◆ **Requirement**
Every record must be repeated exactly, with no omission.

◆ **Input rows**
********
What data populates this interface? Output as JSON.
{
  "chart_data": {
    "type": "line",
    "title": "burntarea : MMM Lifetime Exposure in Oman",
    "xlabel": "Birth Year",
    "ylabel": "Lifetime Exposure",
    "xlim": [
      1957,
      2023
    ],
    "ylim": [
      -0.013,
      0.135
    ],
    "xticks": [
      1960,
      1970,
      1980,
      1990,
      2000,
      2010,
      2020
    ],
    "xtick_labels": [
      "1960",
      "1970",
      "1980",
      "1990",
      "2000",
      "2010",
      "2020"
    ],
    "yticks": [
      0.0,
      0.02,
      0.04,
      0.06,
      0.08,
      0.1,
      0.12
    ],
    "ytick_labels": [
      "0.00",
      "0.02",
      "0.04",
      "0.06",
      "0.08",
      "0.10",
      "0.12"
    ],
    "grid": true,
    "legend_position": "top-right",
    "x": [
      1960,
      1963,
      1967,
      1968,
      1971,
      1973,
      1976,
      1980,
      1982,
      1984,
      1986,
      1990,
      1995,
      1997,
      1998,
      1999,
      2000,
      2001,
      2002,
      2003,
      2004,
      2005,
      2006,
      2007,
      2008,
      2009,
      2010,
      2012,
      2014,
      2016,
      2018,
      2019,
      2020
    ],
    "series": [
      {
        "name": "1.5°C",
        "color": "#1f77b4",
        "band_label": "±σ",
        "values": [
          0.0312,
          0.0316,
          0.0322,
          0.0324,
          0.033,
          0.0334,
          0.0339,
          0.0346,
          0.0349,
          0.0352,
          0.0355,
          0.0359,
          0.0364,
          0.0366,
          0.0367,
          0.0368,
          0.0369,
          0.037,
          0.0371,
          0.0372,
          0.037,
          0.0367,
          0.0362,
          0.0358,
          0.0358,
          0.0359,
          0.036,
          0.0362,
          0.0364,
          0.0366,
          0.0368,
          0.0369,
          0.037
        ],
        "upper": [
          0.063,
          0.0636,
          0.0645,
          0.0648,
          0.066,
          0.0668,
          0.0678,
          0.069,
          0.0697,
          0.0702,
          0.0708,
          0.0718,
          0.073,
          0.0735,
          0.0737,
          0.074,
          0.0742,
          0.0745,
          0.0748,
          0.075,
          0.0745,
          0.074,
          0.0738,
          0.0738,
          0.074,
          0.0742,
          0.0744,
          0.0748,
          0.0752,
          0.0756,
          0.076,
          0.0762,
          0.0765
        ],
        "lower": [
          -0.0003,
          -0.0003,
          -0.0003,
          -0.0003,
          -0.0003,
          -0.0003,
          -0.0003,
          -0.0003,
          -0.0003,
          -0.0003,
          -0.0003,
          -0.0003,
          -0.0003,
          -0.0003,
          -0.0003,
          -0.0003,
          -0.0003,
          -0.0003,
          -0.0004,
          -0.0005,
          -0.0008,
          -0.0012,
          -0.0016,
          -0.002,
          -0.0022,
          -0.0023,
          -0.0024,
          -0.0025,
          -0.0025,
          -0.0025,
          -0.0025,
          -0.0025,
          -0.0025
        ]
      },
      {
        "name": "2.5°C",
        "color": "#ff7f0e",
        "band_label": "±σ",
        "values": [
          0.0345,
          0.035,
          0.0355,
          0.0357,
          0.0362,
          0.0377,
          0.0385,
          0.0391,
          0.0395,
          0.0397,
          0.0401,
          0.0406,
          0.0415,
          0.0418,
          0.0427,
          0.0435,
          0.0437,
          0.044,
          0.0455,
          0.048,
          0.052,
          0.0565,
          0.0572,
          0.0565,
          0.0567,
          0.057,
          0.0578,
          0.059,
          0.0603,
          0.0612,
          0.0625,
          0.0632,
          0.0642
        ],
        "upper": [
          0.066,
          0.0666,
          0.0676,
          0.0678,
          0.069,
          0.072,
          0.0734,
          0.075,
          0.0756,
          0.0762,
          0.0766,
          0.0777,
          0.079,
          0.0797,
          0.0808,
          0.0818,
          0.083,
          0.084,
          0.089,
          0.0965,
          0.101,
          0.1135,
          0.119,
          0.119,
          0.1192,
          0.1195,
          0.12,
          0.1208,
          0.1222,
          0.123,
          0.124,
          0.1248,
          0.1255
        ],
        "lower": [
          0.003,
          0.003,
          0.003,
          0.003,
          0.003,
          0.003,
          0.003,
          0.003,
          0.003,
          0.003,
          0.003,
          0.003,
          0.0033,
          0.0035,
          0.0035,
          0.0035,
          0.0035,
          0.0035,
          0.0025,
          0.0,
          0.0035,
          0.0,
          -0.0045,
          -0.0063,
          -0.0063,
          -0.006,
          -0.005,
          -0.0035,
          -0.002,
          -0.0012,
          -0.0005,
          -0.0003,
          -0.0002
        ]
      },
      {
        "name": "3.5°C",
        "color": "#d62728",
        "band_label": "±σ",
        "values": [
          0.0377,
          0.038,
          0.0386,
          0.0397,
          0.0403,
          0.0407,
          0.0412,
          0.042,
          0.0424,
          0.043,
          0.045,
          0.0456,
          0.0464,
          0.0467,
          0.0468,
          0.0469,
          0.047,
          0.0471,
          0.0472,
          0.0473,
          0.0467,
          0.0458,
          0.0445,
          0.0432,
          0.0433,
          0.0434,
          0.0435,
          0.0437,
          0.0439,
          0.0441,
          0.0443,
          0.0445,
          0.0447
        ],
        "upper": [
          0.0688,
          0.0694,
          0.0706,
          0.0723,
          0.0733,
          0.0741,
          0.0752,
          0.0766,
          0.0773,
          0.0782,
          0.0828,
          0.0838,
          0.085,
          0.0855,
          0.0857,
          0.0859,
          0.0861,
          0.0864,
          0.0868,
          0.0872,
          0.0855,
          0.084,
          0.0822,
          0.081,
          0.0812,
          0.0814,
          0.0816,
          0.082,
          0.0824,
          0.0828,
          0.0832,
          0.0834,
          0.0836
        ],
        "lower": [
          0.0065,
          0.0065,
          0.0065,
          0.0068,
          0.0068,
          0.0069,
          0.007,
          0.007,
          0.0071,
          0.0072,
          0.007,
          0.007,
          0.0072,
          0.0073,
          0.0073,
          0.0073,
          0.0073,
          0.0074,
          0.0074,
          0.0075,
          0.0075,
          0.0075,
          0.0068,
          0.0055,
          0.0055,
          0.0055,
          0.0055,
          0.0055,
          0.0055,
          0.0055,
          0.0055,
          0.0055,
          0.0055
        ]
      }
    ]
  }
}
********
◆ **Answer for this exercise**
What data populates this interface? Output as JSON.
{
  "chart_data": {
    "type": "line",
    "title": "burntarea : MMM Lifetime Exposure in Oman",
    "xlabel": "Birth Year",
    "ylabel": "Lifetime Exposure",
    "xlim": [
      1957,
      2023
    ],
    "ylim": [
      -0.013,
      0.135
    ],
    "xticks": [
      1960,
      1970,
      1980,
      1990,
      2000,
      2010,
      2020
    ],
    "xtick_labels": [
      "1960",
      "1970",
      "1980",
      "1990",
      "2000",
      "2010",
      "2020"
    ],
    "yticks": [
      0.0,
      0.02,
      0.04,
      0.06,
      0.08,
      0.1,
      0.12
    ],
    "ytick_labels": [
      "0.00",
      "0.02",
      "0.04",
      "0.06",
      "0.08",
      "0.10",
      "0.12"
    ],
    "grid": true,
    "legend_position": "top-right",
    "x": [
      1960,
      1963,
      1967,
      1968,
      1971,
      1973,
      1976,
      1980,
      1982,
      1984,
      1986,
      1990,
      1995,
      1997,
      1998,
      1999,
      2000,
      2001,
      2002,
      2003,
      2004,
      2005,
      2006,
      2007,
      2008,
      2009,
      2010,
      2012,
      2014,
      2016,
      2018,
      2019,
      2020
    ],
    "series": [
      {
        "name": "1.5°C",
        "color": "#1f77b4",
        "band_label": "±σ",
        "values": [
          0.0312,
          0.0316,
          0.0322,
          0.0324,
          0.033,
          0.0334,
          0.0339,
          0.0346,
          0.0349,
          0.0352,
          0.0355,
          0.0359,
          0.0364,
          0.0366,
          0.0367,
          0.0368,
          0.0369,
          0.037,
          0.0371,
          0.0372,
          0.037,
          0.0367,
          0.0362,
          0.0358,
          0.0358,
          0.0359,
          0.036,
          0.0362,
          0.0364,
          0.0366,
          0.0368,
          0.0369,
          0.037
        ],
        "upper": [
          0.063,
          0.0636,
          0.0645,
          0.0648,
          0.066,
          0.0668,
          0.0678,
          0.069,
          0.0697,
          0.0702,
          0.0708,
          0.0718,
          0.073,
          0.0735,
          0.0737,
          0.074,
          0.0742,
          0.0745,
          0.0748,
          0.075,
          0.0745,
          0.074,
          0.0738,
          0.0738,
          0.074,
          0.0742,
          0.0744,
          0.0748,
          0.0752,
          0.0756,
          0.076,
          0.0762,
          0.0765
        ],
        "lower": [
          -0.0003,
          -0.0003,
          -0.0003,
          -0.0003,
          -0.0003,
          -0.0003,
          -0.0003,
          -0.0003,
          -0.0003,
          -0.0003,
          -0.0003,
          -0.0003,
          -0.0003,
          -0.0003,
          -0.0003,
          -0.0003,
          -0.0003,
          -0.0003,
          -0.0004,
          -0.0005,
          -0.0008,
          -0.0012,
          -0.0016,
          -0.002,
          -0.0022,
          -0.0023,
          -0.0024,
          -0.0025,
          -0.0025,
          -0.0025,
          -0.0025,
          -0.0025,
          -0.0025
        ]
      },
      {
        "name": "2.5°C",
        "color": "#ff7f0e",
        "band_label": "±σ",
        "values": [
          0.0345,
          0.035,
          0.0355,
          0.0357,
          0.0362,
          0.0377,
          0.0385,
          0.0391,
          0.0395,
          0.0397,
          0.0401,
          0.0406,
          0.0415,
          0.0418,
          0.0427,
          0.0435,
          0.0437,
          0.044,
          0.0455,
          0.048,
          0.052,
          0.0565,
          0.0572,
          0.0565,
          0.0567,
          0.057,
          0.0578,
          0.059,
          0.0603,
          0.0612,
          0.0625,
          0.0632,
          0.0642
        ],
        "upper": [
          0.066,
          0.0666,
          0.0676,
          0.0678,
          0.069,
          0.072,
          0.0734,
          0.075,
          0.0756,
          0.0762,
          0.0766,
          0.0777,
          0.079,
          0.0797,
          0.0808,
          0.0818,
          0.083,
          0.084,
          0.089,
          0.0965,
          0.101,
          0.1135,
          0.119,
          0.119,
          0.1192,
          0.1195,
          0.12,
          0.1208,
          0.1222,
          0.123,
          0.124,
          0.1248,
          0.1255
        ],
        "lower": [
          0.003,
          0.003,
          0.003,
          0.003,
          0.003,
          0.003,
          0.003,
          0.003,
          0.003,
          0.003,
          0.003,
          0.003,
          0.0033,
          0.0035,
          0.0035,
          0.0035,
          0.0035,
          0.0035,
          0.0025,
          0.0,
          0.0035,
          0.0,
          -0.0045,
          -0.0063,
          -0.0063,
          -0.006,
          -0.005,
          -0.0035,
          -0.002,
          -0.0012,
          -0.0005,
          -0.0003,
          -0.0002
        ]
      },
      {
        "name": "3.5°C",
        "color": "#d62728",
        "band_label": "±σ",
        "values": [
          0.0377,
          0.038,
          0.0386,
          0.0397,
          0.0403,
          0.0407,
          0.0412,
          0.042,
          0.0424,
          0.043,
          0.045,
          0.0456,
          0.0464,
          0.0467,
          0.0468,
          0.0469,
          0.047,
          0.0471,
          0.0472,
          0.0473,
          0.0467,
          0.0458,
          0.0445,
          0.0432,
          0.0433,
          0.0434,
          0.0435,
          0.0437,
          0.0439,
          0.0441,
          0.0443,
          0.0445,
          0.0447
        ],
        "upper": [
          0.0688,
          0.0694,
          0.0706,
          0.0723,
          0.0733,
          0.0741,
          0.0752,
          0.0766,
          0.0773,
          0.0782,
          0.0828,
          0.0838,
          0.085,
          0.0855,
          0.0857,
          0.0859,
          0.0861,
          0.0864,
          0.0868,
          0.0872,
          0.0855,
          0.084,
          0.0822,
          0.081,
          0.0812,
          0.0814,
          0.0816,
          0.082,
          0.0824,
          0.0828,
          0.0832,
          0.0834,
          0.0836
        ],
        "lower": [
          0.0065,
          0.0065,
          0.0065,
          0.0068,
          0.0068,
          0.0069,
          0.007,
          0.007,
          0.0071,
          0.0072,
          0.007,
          0.007,
          0.0072,
          0.0073,
          0.0073,
          0.0073,
          0.0073,
          0.0074,
          0.0074,
          0.0075,
          0.0075,
          0.0075,
          0.0068,
          0.0055,
          0.0055,
          0.0055,
          0.0055,
          0.0055,
          0.0055,
          0.0055,
          0.0055,
          0.0055,
          0.0055
        ]
      }
    ]
  }
}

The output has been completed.